* Begin *

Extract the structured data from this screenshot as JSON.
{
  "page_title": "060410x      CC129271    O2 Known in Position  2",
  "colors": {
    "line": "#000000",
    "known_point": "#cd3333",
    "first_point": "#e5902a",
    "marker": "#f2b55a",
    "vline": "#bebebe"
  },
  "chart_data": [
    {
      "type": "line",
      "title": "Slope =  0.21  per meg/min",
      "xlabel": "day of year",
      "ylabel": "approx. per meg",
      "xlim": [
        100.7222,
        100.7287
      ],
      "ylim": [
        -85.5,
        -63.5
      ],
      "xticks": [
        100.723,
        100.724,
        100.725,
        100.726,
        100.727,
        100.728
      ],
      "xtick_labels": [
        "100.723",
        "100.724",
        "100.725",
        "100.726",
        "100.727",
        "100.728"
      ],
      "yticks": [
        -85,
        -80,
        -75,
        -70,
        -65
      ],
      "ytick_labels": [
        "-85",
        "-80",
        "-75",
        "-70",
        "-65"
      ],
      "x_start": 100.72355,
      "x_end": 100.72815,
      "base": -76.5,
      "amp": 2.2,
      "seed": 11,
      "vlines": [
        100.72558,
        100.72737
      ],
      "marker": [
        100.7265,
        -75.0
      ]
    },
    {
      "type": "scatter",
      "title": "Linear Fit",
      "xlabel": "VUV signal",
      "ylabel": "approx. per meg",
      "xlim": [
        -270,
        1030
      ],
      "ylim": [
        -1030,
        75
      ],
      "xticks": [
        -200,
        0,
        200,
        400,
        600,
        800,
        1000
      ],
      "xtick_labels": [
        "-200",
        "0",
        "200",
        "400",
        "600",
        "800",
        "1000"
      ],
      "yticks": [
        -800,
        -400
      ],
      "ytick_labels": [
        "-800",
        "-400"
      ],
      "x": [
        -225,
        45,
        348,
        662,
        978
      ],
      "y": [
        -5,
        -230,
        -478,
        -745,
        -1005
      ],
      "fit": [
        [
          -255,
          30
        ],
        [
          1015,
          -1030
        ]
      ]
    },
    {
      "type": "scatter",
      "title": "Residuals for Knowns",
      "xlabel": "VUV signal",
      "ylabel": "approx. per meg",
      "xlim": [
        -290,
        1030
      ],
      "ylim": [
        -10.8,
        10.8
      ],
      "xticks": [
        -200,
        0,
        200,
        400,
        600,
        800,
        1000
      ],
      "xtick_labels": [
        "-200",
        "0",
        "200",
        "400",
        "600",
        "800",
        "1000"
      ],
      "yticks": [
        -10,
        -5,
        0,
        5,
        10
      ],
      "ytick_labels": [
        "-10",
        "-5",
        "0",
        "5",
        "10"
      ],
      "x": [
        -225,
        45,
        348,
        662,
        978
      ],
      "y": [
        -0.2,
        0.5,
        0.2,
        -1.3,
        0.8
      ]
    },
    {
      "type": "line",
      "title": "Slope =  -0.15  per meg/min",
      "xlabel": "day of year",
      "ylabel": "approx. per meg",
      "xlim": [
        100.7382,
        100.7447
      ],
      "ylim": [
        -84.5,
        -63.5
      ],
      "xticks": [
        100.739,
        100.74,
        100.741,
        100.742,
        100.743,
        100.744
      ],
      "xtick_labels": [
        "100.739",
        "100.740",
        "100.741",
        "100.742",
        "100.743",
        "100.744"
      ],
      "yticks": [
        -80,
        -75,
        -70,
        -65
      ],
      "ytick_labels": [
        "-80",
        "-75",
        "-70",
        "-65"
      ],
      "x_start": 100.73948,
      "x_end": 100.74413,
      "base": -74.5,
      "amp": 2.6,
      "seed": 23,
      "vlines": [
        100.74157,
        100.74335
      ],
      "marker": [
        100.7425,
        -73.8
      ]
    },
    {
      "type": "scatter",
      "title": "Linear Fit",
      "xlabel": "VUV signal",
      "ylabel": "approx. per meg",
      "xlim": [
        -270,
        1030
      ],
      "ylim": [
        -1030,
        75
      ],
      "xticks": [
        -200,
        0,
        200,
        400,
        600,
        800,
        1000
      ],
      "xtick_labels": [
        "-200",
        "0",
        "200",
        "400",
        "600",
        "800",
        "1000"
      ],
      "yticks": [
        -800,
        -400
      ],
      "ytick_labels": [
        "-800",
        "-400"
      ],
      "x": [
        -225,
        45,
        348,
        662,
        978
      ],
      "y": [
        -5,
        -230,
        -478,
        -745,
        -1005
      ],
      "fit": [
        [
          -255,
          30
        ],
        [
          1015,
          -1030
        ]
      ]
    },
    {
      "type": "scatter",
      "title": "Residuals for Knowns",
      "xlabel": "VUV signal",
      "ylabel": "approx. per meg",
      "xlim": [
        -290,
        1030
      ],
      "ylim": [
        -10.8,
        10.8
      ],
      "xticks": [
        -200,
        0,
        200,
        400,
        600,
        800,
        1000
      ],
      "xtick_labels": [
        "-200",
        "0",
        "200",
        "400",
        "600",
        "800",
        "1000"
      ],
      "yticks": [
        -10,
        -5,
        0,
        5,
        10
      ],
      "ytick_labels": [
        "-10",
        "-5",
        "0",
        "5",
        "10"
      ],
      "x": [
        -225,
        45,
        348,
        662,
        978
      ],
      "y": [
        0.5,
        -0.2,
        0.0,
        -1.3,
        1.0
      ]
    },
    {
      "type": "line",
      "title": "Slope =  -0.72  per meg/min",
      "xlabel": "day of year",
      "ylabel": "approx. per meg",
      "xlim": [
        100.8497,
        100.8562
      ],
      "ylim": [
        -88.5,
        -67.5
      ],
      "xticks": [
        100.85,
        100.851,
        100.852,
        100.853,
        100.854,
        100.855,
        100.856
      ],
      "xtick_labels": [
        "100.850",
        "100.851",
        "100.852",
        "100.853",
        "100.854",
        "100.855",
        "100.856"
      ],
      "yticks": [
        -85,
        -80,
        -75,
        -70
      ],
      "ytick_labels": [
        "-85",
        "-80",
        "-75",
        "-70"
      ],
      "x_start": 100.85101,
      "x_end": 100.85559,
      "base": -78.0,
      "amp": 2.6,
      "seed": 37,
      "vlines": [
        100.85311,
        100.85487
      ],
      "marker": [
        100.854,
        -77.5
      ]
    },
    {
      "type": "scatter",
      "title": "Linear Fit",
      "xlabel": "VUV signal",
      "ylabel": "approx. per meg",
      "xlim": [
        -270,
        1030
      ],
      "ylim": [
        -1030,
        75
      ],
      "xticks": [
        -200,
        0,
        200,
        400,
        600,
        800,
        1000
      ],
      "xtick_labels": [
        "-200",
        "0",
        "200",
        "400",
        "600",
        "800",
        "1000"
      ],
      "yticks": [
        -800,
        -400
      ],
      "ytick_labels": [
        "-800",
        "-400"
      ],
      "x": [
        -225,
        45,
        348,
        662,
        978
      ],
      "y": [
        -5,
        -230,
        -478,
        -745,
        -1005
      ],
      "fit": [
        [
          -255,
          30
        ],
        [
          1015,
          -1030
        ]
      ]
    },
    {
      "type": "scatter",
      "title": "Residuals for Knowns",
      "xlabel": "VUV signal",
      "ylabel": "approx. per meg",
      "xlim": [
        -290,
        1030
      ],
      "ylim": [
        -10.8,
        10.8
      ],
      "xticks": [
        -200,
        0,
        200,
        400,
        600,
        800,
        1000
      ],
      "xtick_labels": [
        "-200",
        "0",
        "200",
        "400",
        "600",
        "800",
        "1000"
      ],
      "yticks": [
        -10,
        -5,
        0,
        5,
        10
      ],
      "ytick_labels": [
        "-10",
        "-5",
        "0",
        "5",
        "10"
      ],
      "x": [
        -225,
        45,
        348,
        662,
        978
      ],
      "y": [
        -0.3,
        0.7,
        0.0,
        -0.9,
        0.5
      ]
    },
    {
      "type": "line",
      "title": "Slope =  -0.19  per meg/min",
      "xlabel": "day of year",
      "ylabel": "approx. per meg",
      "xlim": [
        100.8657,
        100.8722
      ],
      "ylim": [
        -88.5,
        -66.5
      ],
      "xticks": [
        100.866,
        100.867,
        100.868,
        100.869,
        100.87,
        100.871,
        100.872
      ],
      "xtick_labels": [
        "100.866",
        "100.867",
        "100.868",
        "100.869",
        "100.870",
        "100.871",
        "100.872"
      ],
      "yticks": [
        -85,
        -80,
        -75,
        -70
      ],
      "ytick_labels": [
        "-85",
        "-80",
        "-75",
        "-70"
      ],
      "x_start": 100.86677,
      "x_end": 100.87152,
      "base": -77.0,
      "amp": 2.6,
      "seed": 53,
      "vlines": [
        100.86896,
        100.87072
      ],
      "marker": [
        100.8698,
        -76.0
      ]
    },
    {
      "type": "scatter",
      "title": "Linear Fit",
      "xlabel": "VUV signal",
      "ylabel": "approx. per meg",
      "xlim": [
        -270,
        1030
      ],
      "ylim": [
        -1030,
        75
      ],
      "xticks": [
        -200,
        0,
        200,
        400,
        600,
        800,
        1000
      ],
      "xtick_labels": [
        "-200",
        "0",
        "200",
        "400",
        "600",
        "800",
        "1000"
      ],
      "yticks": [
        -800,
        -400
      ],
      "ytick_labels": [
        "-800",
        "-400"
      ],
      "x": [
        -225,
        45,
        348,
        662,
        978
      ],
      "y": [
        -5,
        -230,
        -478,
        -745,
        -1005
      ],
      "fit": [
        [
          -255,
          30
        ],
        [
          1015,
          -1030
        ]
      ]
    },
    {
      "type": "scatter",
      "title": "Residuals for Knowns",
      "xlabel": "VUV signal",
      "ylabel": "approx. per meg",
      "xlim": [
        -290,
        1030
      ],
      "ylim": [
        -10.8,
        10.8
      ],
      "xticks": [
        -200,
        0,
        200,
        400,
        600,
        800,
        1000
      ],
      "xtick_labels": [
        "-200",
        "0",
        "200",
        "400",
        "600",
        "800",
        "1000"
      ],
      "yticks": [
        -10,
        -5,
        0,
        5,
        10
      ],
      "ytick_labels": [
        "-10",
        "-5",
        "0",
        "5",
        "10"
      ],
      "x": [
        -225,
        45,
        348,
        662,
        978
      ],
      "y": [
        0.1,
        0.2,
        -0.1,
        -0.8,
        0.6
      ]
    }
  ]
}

* End *

→ **Exercise task**
Find how many lines in the listing contain the word "Slope" and give that count alone.

→ **Right answer**
4